__EXERCISE TASK__: Give the data below again exactly as written, without its pictures.

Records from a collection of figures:
════════════════════

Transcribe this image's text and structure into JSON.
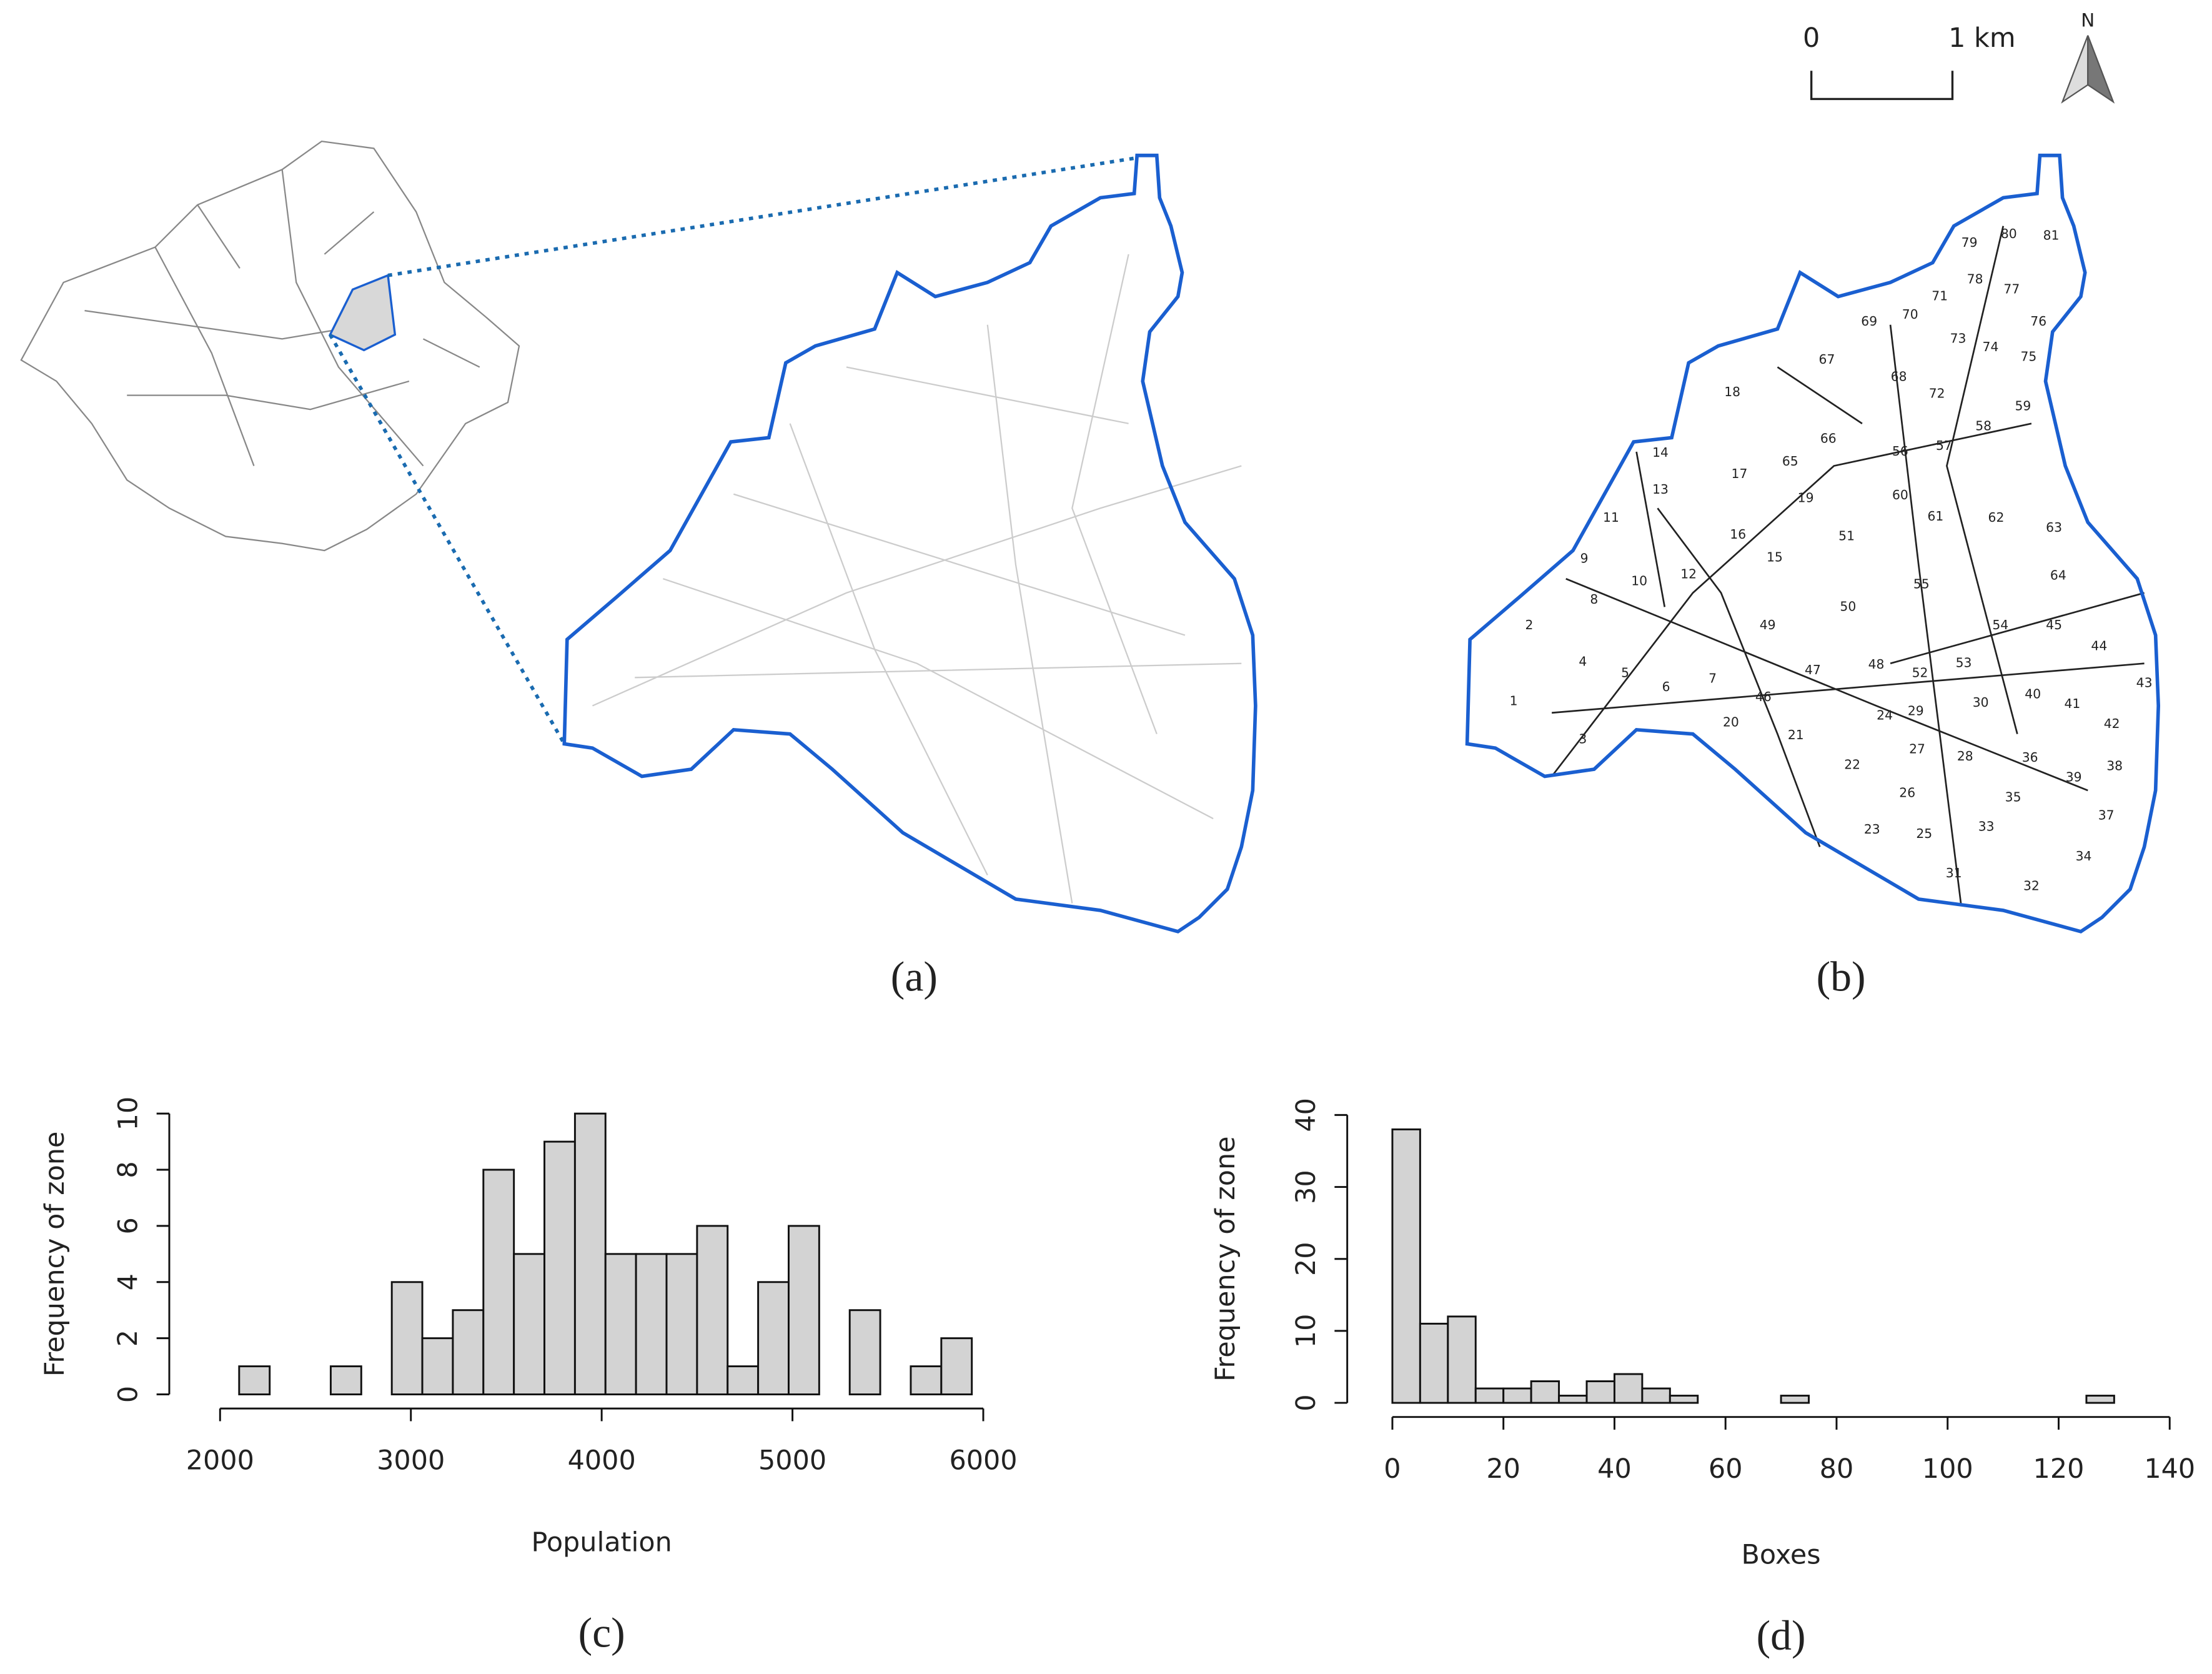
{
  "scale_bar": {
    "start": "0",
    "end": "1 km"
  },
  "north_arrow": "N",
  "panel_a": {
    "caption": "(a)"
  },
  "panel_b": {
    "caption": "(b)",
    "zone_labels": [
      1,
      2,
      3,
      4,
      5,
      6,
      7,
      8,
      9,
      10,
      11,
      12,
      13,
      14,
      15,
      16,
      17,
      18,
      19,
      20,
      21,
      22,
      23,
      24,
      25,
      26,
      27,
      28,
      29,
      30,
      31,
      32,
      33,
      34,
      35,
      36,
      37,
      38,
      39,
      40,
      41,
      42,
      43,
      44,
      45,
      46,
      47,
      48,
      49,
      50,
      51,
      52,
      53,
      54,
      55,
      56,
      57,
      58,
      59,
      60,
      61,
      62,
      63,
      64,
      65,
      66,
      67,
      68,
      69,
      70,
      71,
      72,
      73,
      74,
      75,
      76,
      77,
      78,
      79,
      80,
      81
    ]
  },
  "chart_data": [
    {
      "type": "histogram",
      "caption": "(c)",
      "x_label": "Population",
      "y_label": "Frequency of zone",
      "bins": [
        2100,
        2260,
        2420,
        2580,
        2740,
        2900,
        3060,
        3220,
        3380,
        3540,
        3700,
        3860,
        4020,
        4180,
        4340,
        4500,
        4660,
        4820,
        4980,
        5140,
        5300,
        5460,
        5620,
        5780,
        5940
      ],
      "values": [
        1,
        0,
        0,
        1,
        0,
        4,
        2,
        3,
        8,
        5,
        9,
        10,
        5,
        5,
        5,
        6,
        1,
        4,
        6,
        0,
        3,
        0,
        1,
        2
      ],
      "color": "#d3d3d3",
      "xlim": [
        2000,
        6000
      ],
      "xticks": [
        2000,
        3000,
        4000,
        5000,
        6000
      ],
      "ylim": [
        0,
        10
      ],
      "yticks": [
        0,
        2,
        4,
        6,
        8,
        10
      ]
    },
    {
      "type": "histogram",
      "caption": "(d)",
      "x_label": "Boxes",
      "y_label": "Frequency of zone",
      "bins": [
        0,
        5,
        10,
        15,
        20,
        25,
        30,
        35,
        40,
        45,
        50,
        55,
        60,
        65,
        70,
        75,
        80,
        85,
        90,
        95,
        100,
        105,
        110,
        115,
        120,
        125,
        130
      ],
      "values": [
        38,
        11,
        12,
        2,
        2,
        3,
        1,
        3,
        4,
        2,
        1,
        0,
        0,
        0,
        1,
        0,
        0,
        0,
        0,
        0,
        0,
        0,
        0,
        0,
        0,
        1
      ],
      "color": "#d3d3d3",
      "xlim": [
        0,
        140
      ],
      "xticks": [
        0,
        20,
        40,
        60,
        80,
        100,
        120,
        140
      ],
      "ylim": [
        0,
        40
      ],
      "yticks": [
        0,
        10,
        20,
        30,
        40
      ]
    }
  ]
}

════════════════════

__TASK ANSWER__:
Transcribe this image's text and structure into JSON.
{
  "scale_bar": {
    "start": "0",
    "end": "1 km"
  },
  "north_arrow": "N",
  "panel_a": {
    "caption": "(a)"
  },
  "panel_b": {
    "caption": "(b)",
    "zone_labels": [
      1,
      2,
      3,
      4,
      5,
      6,
      7,
      8,
      9,
      10,
      11,
      12,
      13,
      14,
      15,
      16,
      17,
      18,
      19,
      20,
      21,
      22,
      23,
      24,
      25,
      26,
      27,
      28,
      29,
      30,
      31,
      32,
      33,
      34,
      35,
      36,
      37,
      38,
      39,
      40,
      41,
      42,
      43,
      44,
      45,
      46,
      47,
      48,
      49,
      50,
      51,
      52,
      53,
      54,
      55,
      56,
      57,
      58,
      59,
      60,
      61,
      62,
      63,
      64,
      65,
      66,
      67,
      68,
      69,
      70,
      71,
      72,
      73,
      74,
      75,
      76,
      77,
      78,
      79,
      80,
      81
    ]
  },
  "chart_data": [
    {
      "type": "histogram",
      "caption": "(c)",
      "x_label": "Population",
      "y_label": "Frequency of zone",
      "bins": [
        2100,
        2260,
        2420,
        2580,
        2740,
        2900,
        3060,
        3220,
        3380,
        3540,
        3700,
        3860,
        4020,
        4180,
        4340,
        4500,
        4660,
        4820,
        4980,
        5140,
        5300,
        5460,
        5620,
        5780,
        5940
      ],
      "values": [
        1,
        0,
        0,
        1,
        0,
        4,
        2,
        3,
        8,
        5,
        9,
        10,
        5,
        5,
        5,
        6,
        1,
        4,
        6,
        0,
        3,
        0,
        1,
        2
      ],
      "color": "#d3d3d3",
      "xlim": [
        2000,
        6000
      ],
      "xticks": [
        2000,
        3000,
        4000,
        5000,
        6000
      ],
      "ylim": [
        0,
        10
      ],
      "yticks": [
        0,
        2,
        4,
        6,
        8,
        10
      ]
    },
    {
      "type": "histogram",
      "caption": "(d)",
      "x_label": "Boxes",
      "y_label": "Frequency of zone",
      "bins": [
        0,
        5,
        10,
        15,
        20,
        25,
        30,
        35,
        40,
        45,
        50,
        55,
        60,
        65,
        70,
        75,
        80,
        85,
        90,
        95,
        100,
        105,
        110,
        115,
        120,
        125,
        130
      ],
      "values": [
        38,
        11,
        12,
        2,
        2,
        3,
        1,
        3,
        4,
        2,
        1,
        0,
        0,
        0,
        1,
        0,
        0,
        0,
        0,
        0,
        0,
        0,
        0,
        0,
        0,
        1
      ],
      "color": "#d3d3d3",
      "xlim": [
        0,
        140
      ],
      "xticks": [
        0,
        20,
        40,
        60,
        80,
        100,
        120,
        140
      ],
      "ylim": [
        0,
        40
      ],
      "yticks": [
        0,
        10,
        20,
        30,
        40
      ]
    }
  ]
}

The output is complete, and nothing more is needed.